§ Exercise task
Each line containing the word "this" needs to be copied.

+ + + + +

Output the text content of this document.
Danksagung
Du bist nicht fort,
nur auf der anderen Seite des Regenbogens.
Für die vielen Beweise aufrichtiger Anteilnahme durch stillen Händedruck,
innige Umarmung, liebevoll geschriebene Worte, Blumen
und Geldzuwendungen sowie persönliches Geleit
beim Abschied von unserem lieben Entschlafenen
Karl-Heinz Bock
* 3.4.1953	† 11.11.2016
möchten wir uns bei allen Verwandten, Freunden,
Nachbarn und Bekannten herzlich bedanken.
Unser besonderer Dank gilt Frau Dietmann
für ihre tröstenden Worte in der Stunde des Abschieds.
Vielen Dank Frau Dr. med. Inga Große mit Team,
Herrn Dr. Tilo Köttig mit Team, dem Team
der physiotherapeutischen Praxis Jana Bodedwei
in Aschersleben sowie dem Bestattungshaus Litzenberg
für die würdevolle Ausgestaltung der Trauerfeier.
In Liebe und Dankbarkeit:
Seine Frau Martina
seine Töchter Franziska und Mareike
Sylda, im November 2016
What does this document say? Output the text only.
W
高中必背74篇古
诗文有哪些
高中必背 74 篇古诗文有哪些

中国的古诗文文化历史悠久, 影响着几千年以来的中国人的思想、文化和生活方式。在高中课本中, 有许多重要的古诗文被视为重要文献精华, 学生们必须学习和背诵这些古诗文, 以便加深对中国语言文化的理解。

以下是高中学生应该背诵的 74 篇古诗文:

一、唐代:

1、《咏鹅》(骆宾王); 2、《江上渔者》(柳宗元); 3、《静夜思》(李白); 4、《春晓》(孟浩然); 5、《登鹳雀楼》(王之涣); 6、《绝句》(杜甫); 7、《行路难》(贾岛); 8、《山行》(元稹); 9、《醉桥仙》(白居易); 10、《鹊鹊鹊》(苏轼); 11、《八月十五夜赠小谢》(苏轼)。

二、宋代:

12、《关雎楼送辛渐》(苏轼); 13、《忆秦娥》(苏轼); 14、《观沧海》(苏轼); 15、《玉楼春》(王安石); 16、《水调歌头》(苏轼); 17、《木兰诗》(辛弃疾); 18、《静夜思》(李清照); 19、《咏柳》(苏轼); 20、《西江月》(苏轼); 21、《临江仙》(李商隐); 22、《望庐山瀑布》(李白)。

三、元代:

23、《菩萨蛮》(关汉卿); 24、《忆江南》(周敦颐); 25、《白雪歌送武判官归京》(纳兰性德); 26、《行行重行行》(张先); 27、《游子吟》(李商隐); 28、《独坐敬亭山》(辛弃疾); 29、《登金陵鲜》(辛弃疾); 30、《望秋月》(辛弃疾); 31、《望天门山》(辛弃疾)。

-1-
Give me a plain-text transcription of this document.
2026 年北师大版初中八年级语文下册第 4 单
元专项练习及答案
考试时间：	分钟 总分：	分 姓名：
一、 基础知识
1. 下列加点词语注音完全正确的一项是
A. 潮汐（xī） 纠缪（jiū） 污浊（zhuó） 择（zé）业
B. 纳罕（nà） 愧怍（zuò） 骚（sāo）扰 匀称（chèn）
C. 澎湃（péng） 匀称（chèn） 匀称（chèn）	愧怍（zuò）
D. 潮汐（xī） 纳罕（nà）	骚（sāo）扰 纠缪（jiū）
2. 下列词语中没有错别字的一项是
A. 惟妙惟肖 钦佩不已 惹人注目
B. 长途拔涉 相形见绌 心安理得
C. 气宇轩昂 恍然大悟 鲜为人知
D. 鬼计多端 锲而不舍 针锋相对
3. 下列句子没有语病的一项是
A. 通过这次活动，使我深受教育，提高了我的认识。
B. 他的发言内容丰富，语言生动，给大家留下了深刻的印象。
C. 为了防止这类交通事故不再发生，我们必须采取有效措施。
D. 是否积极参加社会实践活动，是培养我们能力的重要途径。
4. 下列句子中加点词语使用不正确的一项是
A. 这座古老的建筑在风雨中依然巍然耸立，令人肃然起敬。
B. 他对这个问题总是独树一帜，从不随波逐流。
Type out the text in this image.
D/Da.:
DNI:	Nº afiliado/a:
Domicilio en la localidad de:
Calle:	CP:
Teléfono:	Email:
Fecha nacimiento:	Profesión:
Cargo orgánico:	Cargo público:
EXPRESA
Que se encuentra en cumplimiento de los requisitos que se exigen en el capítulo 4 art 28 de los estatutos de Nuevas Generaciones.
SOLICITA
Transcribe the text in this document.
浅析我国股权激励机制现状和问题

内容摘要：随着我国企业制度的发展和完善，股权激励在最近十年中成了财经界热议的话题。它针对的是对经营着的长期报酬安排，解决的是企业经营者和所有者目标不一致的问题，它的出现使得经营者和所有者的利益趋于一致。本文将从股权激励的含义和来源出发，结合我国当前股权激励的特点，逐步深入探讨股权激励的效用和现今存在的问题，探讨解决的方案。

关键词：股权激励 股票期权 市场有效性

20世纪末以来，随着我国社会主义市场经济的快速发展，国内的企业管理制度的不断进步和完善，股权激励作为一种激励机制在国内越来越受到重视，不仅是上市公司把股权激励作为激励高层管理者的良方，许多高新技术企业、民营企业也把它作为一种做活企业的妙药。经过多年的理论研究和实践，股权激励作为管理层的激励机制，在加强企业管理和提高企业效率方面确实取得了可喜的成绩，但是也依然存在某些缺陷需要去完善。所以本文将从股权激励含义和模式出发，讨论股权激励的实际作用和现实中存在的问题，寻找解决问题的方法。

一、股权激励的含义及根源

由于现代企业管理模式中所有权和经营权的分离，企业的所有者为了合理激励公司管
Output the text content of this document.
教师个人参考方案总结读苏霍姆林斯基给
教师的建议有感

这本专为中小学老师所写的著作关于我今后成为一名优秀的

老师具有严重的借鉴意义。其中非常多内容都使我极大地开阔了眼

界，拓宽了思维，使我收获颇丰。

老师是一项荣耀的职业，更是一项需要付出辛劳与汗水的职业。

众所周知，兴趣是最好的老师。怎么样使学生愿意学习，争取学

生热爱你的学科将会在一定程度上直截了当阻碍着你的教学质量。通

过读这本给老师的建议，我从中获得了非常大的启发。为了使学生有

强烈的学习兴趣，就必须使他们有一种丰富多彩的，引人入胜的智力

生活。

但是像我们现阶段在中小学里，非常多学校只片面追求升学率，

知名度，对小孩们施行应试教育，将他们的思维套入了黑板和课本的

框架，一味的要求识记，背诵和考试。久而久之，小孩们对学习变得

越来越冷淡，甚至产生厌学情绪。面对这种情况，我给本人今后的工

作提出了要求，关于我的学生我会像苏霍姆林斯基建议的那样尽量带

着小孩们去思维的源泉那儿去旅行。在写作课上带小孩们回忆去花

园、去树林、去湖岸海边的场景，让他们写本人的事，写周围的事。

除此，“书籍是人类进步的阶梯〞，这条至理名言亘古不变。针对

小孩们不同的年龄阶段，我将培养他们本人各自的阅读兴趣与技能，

+ + + + +

§ Correct response
Output the text content of this document.
What does this document say? Output the text only.
Give me a plain-text transcription of this document.
Type out the text in this image.
Transcribe the text in this document.
Output the text content of this document.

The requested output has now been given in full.